Task statement:
Answer with a single number: how many lines in the listing below include "该物质由C"?

Begin Working data

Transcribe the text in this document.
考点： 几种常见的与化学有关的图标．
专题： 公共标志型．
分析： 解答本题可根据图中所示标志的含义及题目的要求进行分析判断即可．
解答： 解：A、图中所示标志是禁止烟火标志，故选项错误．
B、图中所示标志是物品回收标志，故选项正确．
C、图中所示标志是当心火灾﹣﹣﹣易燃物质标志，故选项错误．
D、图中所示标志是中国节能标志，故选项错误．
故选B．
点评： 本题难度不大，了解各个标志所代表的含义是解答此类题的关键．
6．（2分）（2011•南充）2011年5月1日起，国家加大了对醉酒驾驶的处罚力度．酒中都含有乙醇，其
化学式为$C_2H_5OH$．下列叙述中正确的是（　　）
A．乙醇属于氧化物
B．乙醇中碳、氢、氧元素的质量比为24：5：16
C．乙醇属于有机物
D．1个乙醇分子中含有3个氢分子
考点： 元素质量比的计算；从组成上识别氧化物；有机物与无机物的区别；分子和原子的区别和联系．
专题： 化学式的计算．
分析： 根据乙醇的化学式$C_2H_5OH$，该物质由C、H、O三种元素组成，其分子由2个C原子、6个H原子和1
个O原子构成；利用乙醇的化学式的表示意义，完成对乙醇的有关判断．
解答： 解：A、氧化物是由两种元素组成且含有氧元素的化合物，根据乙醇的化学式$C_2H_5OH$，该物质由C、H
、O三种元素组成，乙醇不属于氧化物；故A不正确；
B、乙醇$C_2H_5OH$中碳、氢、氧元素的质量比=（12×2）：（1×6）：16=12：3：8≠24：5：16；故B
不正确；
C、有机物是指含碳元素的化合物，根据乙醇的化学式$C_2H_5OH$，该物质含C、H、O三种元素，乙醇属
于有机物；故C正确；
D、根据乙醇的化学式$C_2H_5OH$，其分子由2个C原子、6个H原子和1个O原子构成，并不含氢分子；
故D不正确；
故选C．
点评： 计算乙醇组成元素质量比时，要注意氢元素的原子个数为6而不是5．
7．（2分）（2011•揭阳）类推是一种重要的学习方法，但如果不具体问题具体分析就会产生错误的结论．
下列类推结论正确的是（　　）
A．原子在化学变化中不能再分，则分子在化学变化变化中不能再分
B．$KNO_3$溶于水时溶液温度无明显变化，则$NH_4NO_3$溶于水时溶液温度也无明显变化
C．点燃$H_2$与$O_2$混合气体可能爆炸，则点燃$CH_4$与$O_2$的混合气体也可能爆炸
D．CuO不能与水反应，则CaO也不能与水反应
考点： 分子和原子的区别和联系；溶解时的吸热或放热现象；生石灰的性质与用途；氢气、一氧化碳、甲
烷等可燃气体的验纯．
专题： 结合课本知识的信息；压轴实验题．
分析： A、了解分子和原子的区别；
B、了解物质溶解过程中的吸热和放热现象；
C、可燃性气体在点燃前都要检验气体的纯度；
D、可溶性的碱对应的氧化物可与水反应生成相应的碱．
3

End Working data

Reply:
2